___ RECORD SET

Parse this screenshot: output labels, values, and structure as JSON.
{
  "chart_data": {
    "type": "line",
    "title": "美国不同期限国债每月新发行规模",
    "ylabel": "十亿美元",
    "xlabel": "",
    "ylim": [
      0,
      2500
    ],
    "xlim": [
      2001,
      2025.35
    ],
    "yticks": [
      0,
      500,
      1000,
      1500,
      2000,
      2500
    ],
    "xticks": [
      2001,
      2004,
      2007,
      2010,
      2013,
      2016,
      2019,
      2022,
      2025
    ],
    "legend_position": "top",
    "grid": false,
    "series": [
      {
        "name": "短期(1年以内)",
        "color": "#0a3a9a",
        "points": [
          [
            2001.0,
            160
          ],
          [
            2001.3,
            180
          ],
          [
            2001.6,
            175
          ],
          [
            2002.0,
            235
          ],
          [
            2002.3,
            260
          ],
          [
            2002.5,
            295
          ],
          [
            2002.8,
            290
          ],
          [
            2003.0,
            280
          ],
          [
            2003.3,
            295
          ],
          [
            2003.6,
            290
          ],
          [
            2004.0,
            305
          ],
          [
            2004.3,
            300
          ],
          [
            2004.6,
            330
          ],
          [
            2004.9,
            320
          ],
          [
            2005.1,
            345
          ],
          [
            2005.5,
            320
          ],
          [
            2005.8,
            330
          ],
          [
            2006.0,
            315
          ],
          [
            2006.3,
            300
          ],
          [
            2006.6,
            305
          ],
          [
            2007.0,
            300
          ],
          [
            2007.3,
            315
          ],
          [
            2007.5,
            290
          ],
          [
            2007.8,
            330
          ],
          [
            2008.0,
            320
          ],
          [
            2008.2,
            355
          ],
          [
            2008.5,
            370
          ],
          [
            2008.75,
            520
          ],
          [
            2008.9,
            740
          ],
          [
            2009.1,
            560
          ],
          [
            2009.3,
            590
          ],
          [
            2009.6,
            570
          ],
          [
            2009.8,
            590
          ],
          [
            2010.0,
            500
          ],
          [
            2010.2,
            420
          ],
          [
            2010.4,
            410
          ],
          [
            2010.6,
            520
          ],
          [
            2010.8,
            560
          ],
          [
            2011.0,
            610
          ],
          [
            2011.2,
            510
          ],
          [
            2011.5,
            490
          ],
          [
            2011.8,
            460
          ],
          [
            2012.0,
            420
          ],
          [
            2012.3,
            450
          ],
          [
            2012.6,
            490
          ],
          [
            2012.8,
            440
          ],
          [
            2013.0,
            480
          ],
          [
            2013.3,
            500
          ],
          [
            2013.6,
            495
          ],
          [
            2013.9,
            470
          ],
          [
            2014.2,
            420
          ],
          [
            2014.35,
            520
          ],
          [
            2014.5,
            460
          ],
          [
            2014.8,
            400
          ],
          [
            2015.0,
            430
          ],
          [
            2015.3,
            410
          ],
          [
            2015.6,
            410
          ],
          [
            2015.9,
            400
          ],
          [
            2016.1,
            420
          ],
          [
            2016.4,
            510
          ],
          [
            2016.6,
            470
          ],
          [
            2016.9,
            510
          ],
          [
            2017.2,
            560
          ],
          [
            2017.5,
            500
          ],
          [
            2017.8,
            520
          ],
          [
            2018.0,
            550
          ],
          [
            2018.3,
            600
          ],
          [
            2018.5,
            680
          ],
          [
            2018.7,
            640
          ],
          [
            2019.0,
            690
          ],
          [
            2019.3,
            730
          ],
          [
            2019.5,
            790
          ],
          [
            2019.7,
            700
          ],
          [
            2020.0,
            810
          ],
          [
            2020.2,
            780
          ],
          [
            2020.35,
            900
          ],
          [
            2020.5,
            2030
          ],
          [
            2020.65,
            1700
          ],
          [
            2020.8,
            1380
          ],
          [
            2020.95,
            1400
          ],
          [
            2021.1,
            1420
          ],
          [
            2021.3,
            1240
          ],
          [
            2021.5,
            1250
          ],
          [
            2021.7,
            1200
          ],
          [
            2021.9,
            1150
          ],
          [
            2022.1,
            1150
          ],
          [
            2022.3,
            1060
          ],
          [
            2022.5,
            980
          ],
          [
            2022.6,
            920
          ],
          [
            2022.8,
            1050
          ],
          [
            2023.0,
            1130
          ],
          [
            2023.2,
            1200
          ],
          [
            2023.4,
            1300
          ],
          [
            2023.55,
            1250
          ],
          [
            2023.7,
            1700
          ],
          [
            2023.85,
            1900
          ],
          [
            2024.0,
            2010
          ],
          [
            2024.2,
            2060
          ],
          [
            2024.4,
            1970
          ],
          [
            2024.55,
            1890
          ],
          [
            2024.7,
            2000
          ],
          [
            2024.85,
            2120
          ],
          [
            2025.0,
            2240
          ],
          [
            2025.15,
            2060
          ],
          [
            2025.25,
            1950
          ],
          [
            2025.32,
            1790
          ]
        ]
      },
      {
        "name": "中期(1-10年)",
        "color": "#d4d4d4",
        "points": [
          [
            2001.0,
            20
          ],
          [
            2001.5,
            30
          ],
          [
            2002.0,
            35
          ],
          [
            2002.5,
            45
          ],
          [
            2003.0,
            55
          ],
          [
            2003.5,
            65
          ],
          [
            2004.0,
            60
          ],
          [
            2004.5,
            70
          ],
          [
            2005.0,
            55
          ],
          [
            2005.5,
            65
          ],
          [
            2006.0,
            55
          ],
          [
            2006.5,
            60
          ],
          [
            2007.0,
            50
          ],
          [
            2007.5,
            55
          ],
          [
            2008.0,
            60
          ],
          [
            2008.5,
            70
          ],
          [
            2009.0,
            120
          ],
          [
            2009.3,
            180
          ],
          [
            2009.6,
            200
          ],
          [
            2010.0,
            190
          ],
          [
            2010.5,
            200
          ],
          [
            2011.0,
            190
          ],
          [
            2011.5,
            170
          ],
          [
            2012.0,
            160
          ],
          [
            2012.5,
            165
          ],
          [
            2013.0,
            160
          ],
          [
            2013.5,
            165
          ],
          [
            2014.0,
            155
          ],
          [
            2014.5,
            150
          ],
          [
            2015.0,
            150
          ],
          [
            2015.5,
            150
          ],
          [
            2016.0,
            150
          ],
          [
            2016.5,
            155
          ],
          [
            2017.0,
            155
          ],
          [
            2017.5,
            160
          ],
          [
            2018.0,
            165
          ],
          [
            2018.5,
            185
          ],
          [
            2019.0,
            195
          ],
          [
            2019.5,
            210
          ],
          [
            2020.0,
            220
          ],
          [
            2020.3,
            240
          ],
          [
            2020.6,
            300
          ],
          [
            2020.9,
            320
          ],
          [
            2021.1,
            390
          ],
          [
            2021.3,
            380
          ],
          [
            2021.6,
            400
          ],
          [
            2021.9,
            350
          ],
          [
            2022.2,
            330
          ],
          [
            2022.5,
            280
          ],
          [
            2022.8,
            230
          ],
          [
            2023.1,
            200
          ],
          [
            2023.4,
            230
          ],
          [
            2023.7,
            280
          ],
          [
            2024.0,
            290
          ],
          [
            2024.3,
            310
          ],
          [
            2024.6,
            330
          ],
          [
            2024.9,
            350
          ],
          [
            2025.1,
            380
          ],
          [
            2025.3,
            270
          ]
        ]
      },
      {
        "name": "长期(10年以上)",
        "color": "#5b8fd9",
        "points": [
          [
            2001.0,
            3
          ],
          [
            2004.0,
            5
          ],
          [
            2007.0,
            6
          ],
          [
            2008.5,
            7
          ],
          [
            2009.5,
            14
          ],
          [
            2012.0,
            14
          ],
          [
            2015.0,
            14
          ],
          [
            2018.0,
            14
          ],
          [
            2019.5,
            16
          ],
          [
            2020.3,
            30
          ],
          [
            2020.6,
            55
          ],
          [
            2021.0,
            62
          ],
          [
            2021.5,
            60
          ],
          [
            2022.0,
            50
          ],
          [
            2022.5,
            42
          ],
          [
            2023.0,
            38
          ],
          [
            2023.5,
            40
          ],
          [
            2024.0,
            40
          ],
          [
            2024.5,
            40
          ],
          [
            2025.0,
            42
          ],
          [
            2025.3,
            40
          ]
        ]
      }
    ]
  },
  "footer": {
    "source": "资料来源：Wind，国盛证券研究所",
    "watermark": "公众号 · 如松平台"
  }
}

______

» **EXERCISE GOAL**
Find the word "color" in the data and show each line that holds it.

» **REPLY**
        "color": "#0a3a9a",
        "color": "#d4d4d4",
        "color": "#5b8fd9",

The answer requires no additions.